# PROMPT
Omit all images, then return the remaining material exactly as it stands.

[Recorded data]
□ □ □ □
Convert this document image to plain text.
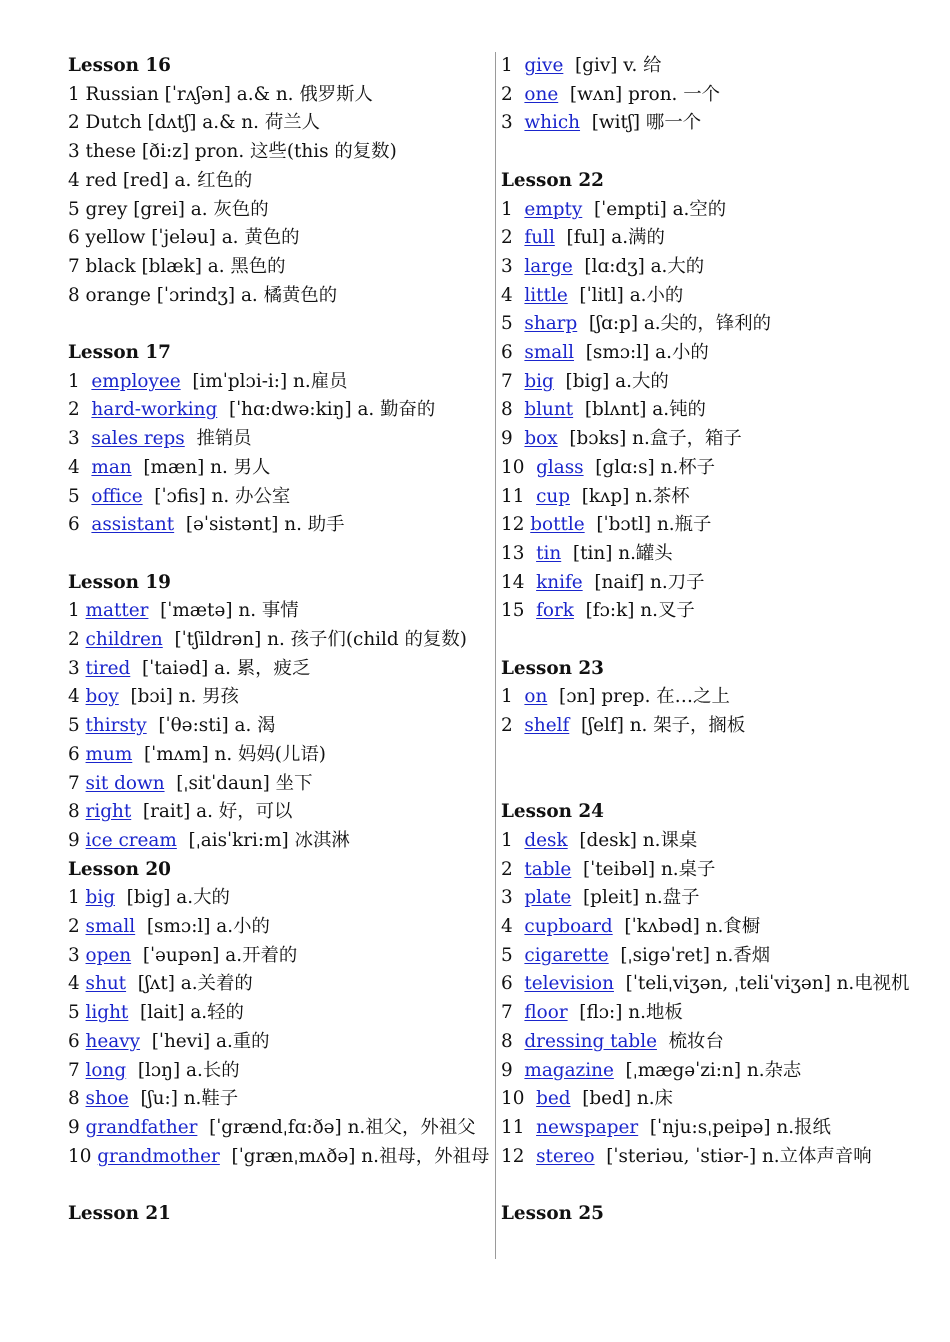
Lesson 16
1 Russian [ˈrʌʃən] a.& n. 俄罗斯人
2 Dutch [dʌtʃ] a.& n. 荷兰人
3 these [ði:z] pron. 这些(this 的复数)
4 red [red] a. 红色的
5 grey [grei] a. 灰色的
6 yellow [ˈjeləu] a. 黄色的
7 black [blæk] a. 黑色的
8 orange [ˈɔrindʒ] a. 橘黄色的
Lesson 17
1  employee  [imˈplɔi-i:] n.雇员
2  hard-working  [ˈhɑ:dwə:kiŋ] a. 勤奋的
3  sales reps  推销员
4  man  [mæn] n. 男人
5  office  [ˈɔfis] n. 办公室
6  assistant  [əˈsistənt] n. 助手
Lesson 19
1 matter  [ˈmætə] n. 事情
2 children  [ˈtʃildrən] n. 孩子们(child 的复数)
3 tired  [ˈtaiəd] a. 累，疲乏
4 boy  [bɔi] n. 男孩
5 thirsty  [ˈθə:sti] a. 渴
6 mum  [ˈmʌm] n. 妈妈(儿语)
7 sit down  [ˌsitˈdaun] 坐下
8 right  [rait] a. 好，可以
9 ice cream  [ˌaisˈkri:m] 冰淇淋
Lesson 20
1 big  [big] a.大的
2 small  [smɔ:l] a.小的
3 open  [ˈəupən] a.开着的
4 shut  [ʃʌt] a.关着的
5 light  [lait] a.轻的
6 heavy  [ˈhevi] a.重的
7 long  [lɔŋ] a.长的
8 shoe  [ʃu:] n.鞋子
9 grandfather  [ˈgrændˌfɑ:ðə] n.祖父，外祖父
10 grandmother  [ˈgrænˌmʌðə] n.祖母，外祖母
Lesson 21
1  give  [giv] v. 给
2  one  [wʌn] pron. 一个
3  which  [witʃ] 哪一个
Lesson 22
1  empty  [ˈempti] a.空的
2  full  [ful] a.满的
3  large  [lɑ:dʒ] a.大的
4  little  [ˈlitl] a.小的
5  sharp  [ʃɑ:p] a.尖的，锋利的
6  small  [smɔ:l] a.小的
7  big  [big] a.大的
8  blunt  [blʌnt] a.钝的
9  box  [bɔks] n.盒子，箱子
10  glass  [glɑ:s] n.杯子
11  cup  [kʌp] n.茶杯
12 bottle  [ˈbɔtl] n.瓶子
13  tin  [tin] n.罐头
14  knife  [naif] n.刀子
15  fork  [fɔ:k] n.叉子
Lesson 23
1  on  [ɔn] prep. 在…之上
2  shelf  [ʃelf] n. 架子，搁板
Lesson 24
1  desk  [desk] n.课桌
2  table  [ˈteibəl] n.桌子
3  plate  [pleit] n.盘子
4  cupboard  [ˈkʌbəd] n.食橱
5  cigarette  [ˌsigəˈret] n.香烟
6  television  [ˈteliˌviʒən, ˌteliˈviʒən] n.电视机
7  floor  [flɔ:] n.地板
8  dressing table  梳妆台
9  magazine  [ˌmægəˈzi:n] n.杂志
10  bed  [bed] n.床
11  newspaper  [ˈnju:sˌpeipə] n.报纸
12  stereo  [ˈsteriəu, ˈstiər-] n.立体声音响
Lesson 25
□ □ □ □
# ANSWER
Convert this document image to plain text.
Lesson 16
1 Russian [ˈrʌʃən] a.& n. 俄罗斯人
2 Dutch [dʌtʃ] a.& n. 荷兰人
3 these [ði:z] pron. 这些(this 的复数)
4 red [red] a. 红色的
5 grey [grei] a. 灰色的
6 yellow [ˈjeləu] a. 黄色的
7 black [blæk] a. 黑色的
8 orange [ˈɔrindʒ] a. 橘黄色的
Lesson 17
1  employee  [imˈplɔi-i:] n.雇员
2  hard-working  [ˈhɑ:dwə:kiŋ] a. 勤奋的
3  sales reps  推销员
4  man  [mæn] n. 男人
5  office  [ˈɔfis] n. 办公室
6  assistant  [əˈsistənt] n. 助手
Lesson 19
1 matter  [ˈmætə] n. 事情
2 children  [ˈtʃildrən] n. 孩子们(child 的复数)
3 tired  [ˈtaiəd] a. 累，疲乏
4 boy  [bɔi] n. 男孩
5 thirsty  [ˈθə:sti] a. 渴
6 mum  [ˈmʌm] n. 妈妈(儿语)
7 sit down  [ˌsitˈdaun] 坐下
8 right  [rait] a. 好，可以
9 ice cream  [ˌaisˈkri:m] 冰淇淋
Lesson 20
1 big  [big] a.大的
2 small  [smɔ:l] a.小的
3 open  [ˈəupən] a.开着的
4 shut  [ʃʌt] a.关着的
5 light  [lait] a.轻的
6 heavy  [ˈhevi] a.重的
7 long  [lɔŋ] a.长的
8 shoe  [ʃu:] n.鞋子
9 grandfather  [ˈgrændˌfɑ:ðə] n.祖父，外祖父
10 grandmother  [ˈgrænˌmʌðə] n.祖母，外祖母
Lesson 21
1  give  [giv] v. 给
2  one  [wʌn] pron. 一个
3  which  [witʃ] 哪一个
Lesson 22
1  empty  [ˈempti] a.空的
2  full  [ful] a.满的
3  large  [lɑ:dʒ] a.大的
4  little  [ˈlitl] a.小的
5  sharp  [ʃɑ:p] a.尖的，锋利的
6  small  [smɔ:l] a.小的
7  big  [big] a.大的
8  blunt  [blʌnt] a.钝的
9  box  [bɔks] n.盒子，箱子
10  glass  [glɑ:s] n.杯子
11  cup  [kʌp] n.茶杯
12 bottle  [ˈbɔtl] n.瓶子
13  tin  [tin] n.罐头
14  knife  [naif] n.刀子
15  fork  [fɔ:k] n.叉子
Lesson 23
1  on  [ɔn] prep. 在…之上
2  shelf  [ʃelf] n. 架子，搁板
Lesson 24
1  desk  [desk] n.课桌
2  table  [ˈteibəl] n.桌子
3  plate  [pleit] n.盘子
4  cupboard  [ˈkʌbəd] n.食橱
5  cigarette  [ˌsigəˈret] n.香烟
6  television  [ˈteliˌviʒən, ˌteliˈviʒən] n.电视机
7  floor  [flɔ:] n.地板
8  dressing table  梳妆台
9  magazine  [ˌmægəˈzi:n] n.杂志
10  bed  [bed] n.床
11  newspaper  [ˈnju:sˌpeipə] n.报纸
12  stereo  [ˈsteriəu, ˈstiər-] n.立体声音响
Lesson 25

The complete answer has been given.